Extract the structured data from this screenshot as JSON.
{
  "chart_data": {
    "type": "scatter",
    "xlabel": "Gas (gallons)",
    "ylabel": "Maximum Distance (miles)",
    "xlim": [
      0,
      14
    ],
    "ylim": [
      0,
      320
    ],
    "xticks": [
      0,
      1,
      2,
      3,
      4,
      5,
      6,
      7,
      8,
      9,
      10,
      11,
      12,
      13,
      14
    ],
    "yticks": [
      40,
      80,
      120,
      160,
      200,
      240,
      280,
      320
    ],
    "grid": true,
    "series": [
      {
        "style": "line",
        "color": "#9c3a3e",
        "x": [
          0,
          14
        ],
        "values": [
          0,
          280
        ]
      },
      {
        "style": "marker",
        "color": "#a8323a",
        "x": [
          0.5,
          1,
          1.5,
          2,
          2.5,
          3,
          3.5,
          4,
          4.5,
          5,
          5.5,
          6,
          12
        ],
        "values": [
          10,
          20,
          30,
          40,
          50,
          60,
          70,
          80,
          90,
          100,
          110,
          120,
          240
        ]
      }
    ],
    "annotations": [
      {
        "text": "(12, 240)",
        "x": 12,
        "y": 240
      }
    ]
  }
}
==================================================
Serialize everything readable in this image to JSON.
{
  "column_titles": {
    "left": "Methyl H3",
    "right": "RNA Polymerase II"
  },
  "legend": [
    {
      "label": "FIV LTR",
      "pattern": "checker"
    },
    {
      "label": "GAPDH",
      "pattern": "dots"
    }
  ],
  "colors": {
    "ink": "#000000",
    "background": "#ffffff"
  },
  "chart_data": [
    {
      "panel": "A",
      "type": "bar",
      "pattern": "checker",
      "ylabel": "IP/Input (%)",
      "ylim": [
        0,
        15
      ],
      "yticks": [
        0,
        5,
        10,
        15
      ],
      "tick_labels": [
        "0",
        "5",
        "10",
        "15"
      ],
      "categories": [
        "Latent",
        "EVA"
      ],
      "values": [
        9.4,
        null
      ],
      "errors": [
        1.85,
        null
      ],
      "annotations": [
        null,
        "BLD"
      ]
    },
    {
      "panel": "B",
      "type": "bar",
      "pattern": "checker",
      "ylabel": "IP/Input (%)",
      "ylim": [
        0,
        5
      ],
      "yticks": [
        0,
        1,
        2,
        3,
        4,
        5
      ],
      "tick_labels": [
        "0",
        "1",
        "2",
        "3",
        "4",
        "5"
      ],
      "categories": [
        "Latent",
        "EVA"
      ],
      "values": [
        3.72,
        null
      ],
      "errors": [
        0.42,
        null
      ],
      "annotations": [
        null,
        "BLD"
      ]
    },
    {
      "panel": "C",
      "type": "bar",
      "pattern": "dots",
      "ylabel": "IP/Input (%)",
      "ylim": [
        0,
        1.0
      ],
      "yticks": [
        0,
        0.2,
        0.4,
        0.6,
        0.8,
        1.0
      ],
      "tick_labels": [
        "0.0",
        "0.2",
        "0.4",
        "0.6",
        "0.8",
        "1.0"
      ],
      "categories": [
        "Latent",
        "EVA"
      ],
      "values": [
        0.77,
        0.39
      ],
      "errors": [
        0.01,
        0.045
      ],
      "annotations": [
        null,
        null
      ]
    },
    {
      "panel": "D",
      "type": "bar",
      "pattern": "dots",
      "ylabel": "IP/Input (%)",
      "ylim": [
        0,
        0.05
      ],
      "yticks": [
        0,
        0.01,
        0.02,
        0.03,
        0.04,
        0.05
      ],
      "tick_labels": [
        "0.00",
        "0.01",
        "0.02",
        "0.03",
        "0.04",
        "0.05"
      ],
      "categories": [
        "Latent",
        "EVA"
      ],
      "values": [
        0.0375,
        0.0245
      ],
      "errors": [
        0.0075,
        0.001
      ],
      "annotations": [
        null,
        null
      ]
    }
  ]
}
==================================================
* GIVEN INSTRUCTION: From the entries above, copy out every line where the string "this" appears.

* EXPECTED ANSWER:
Extract the structured data from this screenshot as JSON.
Serialize everything readable in this image to JSON.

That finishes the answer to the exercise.